_Dataset records_.
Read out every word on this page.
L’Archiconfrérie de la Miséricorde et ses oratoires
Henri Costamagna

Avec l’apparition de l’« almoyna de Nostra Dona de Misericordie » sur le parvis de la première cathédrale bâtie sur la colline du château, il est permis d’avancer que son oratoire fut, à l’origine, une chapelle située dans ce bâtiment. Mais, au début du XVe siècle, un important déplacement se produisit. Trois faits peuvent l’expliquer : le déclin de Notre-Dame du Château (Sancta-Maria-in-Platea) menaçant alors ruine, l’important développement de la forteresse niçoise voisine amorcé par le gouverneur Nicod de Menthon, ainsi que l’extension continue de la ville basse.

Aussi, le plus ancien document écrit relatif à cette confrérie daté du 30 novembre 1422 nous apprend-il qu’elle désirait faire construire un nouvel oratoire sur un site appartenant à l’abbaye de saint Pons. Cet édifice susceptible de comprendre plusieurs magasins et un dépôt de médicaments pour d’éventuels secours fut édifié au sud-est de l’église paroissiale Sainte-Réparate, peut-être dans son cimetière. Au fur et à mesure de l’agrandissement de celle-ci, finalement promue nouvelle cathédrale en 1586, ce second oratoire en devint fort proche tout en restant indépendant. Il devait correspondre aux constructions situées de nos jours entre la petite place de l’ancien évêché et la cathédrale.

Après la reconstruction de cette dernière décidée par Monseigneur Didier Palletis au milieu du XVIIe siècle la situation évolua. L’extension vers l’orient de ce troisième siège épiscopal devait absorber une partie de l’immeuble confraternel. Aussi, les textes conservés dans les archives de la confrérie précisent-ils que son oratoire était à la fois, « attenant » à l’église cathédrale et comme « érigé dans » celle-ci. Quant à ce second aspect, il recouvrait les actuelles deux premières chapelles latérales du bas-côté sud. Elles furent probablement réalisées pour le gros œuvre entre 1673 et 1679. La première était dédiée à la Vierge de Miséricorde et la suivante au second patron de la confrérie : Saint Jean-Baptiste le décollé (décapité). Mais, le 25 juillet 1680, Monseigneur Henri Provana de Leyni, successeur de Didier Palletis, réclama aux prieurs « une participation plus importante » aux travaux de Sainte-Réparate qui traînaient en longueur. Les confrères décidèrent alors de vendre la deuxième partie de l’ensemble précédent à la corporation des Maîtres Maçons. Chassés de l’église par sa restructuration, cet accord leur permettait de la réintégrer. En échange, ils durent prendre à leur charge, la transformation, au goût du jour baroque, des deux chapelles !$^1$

_Problem_. Using the data above, repeat every line exactly.

_Written answer_.
Read out every word on this page.
L’Archiconfrérie de la Miséricorde et ses oratoires
Henri Costamagna

Avec l’apparition de l’« almoyna de Nostra Dona de Misericordie » sur le parvis de la première cathédrale bâtie sur la colline du château, il est permis d’avancer que son oratoire fut, à l’origine, une chapelle située dans ce bâtiment. Mais, au début du XVe siècle, un important déplacement se produisit. Trois faits peuvent l’expliquer : le déclin de Notre-Dame du Château (Sancta-Maria-in-Platea) menaçant alors ruine, l’important développement de la forteresse niçoise voisine amorcé par le gouverneur Nicod de Menthon, ainsi que l’extension continue de la ville basse.

Aussi, le plus ancien document écrit relatif à cette confrérie daté du 30 novembre 1422 nous apprend-il qu’elle désirait faire construire un nouvel oratoire sur un site appartenant à l’abbaye de saint Pons. Cet édifice susceptible de comprendre plusieurs magasins et un dépôt de médicaments pour d’éventuels secours fut édifié au sud-est de l’église paroissiale Sainte-Réparate, peut-être dans son cimetière. Au fur et à mesure de l’agrandissement de celle-ci, finalement promue nouvelle cathédrale en 1586, ce second oratoire en devint fort proche tout en restant indépendant. Il devait correspondre aux constructions situées de nos jours entre la petite place de l’ancien évêché et la cathédrale.

Après la reconstruction de cette dernière décidée par Monseigneur Didier Palletis au milieu du XVIIe siècle la situation évolua. L’extension vers l’orient de ce troisième siège épiscopal devait absorber une partie de l’immeuble confraternel. Aussi, les textes conservés dans les archives de la confrérie précisent-ils que son oratoire était à la fois, « attenant » à l’église cathédrale et comme « érigé dans » celle-ci. Quant à ce second aspect, il recouvrait les actuelles deux premières chapelles latérales du bas-côté sud. Elles furent probablement réalisées pour le gros œuvre entre 1673 et 1679. La première était dédiée à la Vierge de Miséricorde et la suivante au second patron de la confrérie : Saint Jean-Baptiste le décollé (décapité). Mais, le 25 juillet 1680, Monseigneur Henri Provana de Leyni, successeur de Didier Palletis, réclama aux prieurs « une participation plus importante » aux travaux de Sainte-Réparate qui traînaient en longueur. Les confrères décidèrent alors de vendre la deuxième partie de l’ensemble précédent à la corporation des Maîtres Maçons. Chassés de l’église par sa restructuration, cet accord leur permettait de la réintégrer. En échange, ils durent prendre à leur charge, la transformation, au goût du jour baroque, des deux chapelles !$^1$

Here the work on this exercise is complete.